Exercise aim ▸ In the merger conditions, what are the background checks on the people MULLEN names for its proposed leadership used for? Answer in one to three sentences.

:: Selected passage

Each party shall have agreed to fund its own transaction expenses for their respective legal counsel, accountants and other advisors, provided, however, if the Definitive Agreements are executed (i) NETE and Mullen (or Mullen’s counsel) shall jointly prepare, but MULLEN shall pay for, the proxy statement/Form S-4 preparation filing and printing costs, and (ii) NETE shall pay for any fairness opinions required by the Definitive Agreements.




MULLEN shall have delivered the names of its proposed board of directors’ shareholders and management team and NETE’s nominating committee of the board of directors shall have received background checks and determined them qualified for inclusion in the proxy statement/Form S-4. MULLEN shall pay all fees for background checks. It is anticipated that, upon Closing, David Michery will be appointed as CEO, a director and the Executive Chairman of the MULLEN Group and all current directors and officers of NETE will resign (except for Oleg Firer, who will stay on as a director after resigning as the Executive Chairman and CEO), and Mullen shall appoint eight new directors and all officers of the post-Merger Company.






Each of the entities comprising MULLEN’s respective board of directors and shareholders shall have approved the terms of the Transaction and the Definitive Agreements and the entry by each of the entities comprising MULLEN’s into the Definitive Agreements.




NETE’s board of directors shall have approved the Transactions and the entry by NETE into the Definitive Agreements (subject to submission of the Transaction for NETE’s shareholders’ approval).




NETE’s management and 5% holders shall have entered into voting agreements whereby they have agreed to vote their shares in favor of the Merger.






Conditions to Occur Prior to the filing date of the Form S-4 Registration Statement.




The Definitive Agreements shall have been entered into by the Parties.




MULLEN shall have completed, at its expense, an audit for such entities and all its subsidiaries and affiliates by a PCAOB-approved independent auditor.




Conditions to Occur Prior to or at Closing.




Each of the entities comprising MULLEN shall have converted all outstanding debt securities, if any, into common stock, and all outstanding preferred shares shall be converted into common stock.




NETE shall have received a fairness opinion for the Transaction satisfactory to the board of directors of NETE in such board’s sole discretion.




MULLEN shall have received a fairness opinion for the Transaction satisfactory to the board of directors of MULLEN in such board’s sole discretion.

::::
:: Record set

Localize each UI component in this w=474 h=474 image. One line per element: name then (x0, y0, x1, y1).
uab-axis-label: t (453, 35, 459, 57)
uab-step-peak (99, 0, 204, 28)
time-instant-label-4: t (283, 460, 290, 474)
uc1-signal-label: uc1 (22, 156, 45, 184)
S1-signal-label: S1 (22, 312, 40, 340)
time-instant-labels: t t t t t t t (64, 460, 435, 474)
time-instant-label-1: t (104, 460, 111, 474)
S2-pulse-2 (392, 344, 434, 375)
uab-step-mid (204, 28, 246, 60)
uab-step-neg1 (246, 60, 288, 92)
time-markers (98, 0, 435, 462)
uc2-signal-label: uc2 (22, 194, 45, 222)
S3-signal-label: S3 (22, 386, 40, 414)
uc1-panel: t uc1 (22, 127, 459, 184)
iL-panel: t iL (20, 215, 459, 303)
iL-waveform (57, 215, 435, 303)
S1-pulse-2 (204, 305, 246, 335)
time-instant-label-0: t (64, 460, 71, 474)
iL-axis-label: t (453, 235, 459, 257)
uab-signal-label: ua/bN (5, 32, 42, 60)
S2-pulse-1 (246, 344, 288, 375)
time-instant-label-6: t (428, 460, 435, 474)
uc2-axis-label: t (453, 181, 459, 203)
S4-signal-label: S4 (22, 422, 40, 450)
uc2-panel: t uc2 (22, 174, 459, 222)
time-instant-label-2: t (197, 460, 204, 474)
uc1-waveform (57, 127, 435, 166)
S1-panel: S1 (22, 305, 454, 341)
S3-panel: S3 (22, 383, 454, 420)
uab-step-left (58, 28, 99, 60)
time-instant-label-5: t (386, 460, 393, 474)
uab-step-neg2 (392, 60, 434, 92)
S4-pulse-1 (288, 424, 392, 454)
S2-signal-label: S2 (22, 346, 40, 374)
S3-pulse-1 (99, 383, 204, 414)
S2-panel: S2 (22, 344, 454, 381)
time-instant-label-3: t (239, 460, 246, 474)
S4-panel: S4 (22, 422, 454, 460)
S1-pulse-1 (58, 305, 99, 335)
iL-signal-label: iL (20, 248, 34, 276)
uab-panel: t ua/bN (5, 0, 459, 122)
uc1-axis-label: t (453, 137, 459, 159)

::::

Worked solution ▸ NETE's nominating committee receives the background checks to determine whether those people are qualified for inclusion in the proxy statement/Form S-4. MULLEN pays all fees for the checks.